GIVEN REQUEST: Make an exact copy of all the entries, with the pictures left out.

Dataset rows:
::::::::::

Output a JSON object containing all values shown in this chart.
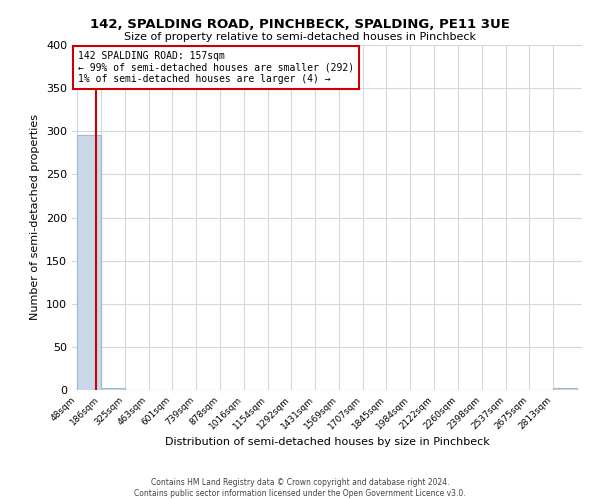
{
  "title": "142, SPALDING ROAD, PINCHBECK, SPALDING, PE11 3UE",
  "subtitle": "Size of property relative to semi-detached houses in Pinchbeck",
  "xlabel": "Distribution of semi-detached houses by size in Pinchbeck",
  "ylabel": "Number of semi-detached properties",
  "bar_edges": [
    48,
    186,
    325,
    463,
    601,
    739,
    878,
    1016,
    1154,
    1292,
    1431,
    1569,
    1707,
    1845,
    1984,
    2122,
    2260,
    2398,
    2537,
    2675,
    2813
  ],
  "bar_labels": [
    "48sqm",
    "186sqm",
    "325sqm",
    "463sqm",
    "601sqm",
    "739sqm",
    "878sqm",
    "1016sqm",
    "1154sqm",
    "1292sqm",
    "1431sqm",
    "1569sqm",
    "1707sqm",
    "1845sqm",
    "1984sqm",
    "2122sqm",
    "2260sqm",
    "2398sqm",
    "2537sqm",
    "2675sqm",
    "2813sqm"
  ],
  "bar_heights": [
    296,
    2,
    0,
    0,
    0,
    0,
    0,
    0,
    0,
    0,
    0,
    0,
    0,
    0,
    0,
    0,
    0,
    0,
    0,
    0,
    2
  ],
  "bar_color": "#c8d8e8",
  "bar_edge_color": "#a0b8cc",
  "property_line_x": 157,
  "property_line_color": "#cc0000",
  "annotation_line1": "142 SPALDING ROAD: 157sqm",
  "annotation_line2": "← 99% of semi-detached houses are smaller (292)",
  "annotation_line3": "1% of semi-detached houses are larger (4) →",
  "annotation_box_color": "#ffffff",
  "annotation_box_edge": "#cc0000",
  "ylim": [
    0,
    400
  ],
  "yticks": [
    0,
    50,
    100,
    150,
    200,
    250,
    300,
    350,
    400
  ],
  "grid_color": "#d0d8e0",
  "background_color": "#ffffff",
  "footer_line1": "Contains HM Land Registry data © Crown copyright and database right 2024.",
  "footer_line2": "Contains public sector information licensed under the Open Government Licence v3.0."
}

::::::::::

REPLY TO THE EXERCISE:
Output a JSON object containing all values shown in this chart.
{
  "title": "142, SPALDING ROAD, PINCHBECK, SPALDING, PE11 3UE",
  "subtitle": "Size of property relative to semi-detached houses in Pinchbeck",
  "xlabel": "Distribution of semi-detached houses by size in Pinchbeck",
  "ylabel": "Number of semi-detached properties",
  "bar_edges": [
    48,
    186,
    325,
    463,
    601,
    739,
    878,
    1016,
    1154,
    1292,
    1431,
    1569,
    1707,
    1845,
    1984,
    2122,
    2260,
    2398,
    2537,
    2675,
    2813
  ],
  "bar_labels": [
    "48sqm",
    "186sqm",
    "325sqm",
    "463sqm",
    "601sqm",
    "739sqm",
    "878sqm",
    "1016sqm",
    "1154sqm",
    "1292sqm",
    "1431sqm",
    "1569sqm",
    "1707sqm",
    "1845sqm",
    "1984sqm",
    "2122sqm",
    "2260sqm",
    "2398sqm",
    "2537sqm",
    "2675sqm",
    "2813sqm"
  ],
  "bar_heights": [
    296,
    2,
    0,
    0,
    0,
    0,
    0,
    0,
    0,
    0,
    0,
    0,
    0,
    0,
    0,
    0,
    0,
    0,
    0,
    0,
    2
  ],
  "bar_color": "#c8d8e8",
  "bar_edge_color": "#a0b8cc",
  "property_line_x": 157,
  "property_line_color": "#cc0000",
  "annotation_line1": "142 SPALDING ROAD: 157sqm",
  "annotation_line2": "← 99% of semi-detached houses are smaller (292)",
  "annotation_line3": "1% of semi-detached houses are larger (4) →",
  "annotation_box_color": "#ffffff",
  "annotation_box_edge": "#cc0000",
  "ylim": [
    0,
    400
  ],
  "yticks": [
    0,
    50,
    100,
    150,
    200,
    250,
    300,
    350,
    400
  ],
  "grid_color": "#d0d8e0",
  "background_color": "#ffffff",
  "footer_line1": "Contains HM Land Registry data © Crown copyright and database right 2024.",
  "footer_line2": "Contains public sector information licensed under the Open Government Licence v3.0."
}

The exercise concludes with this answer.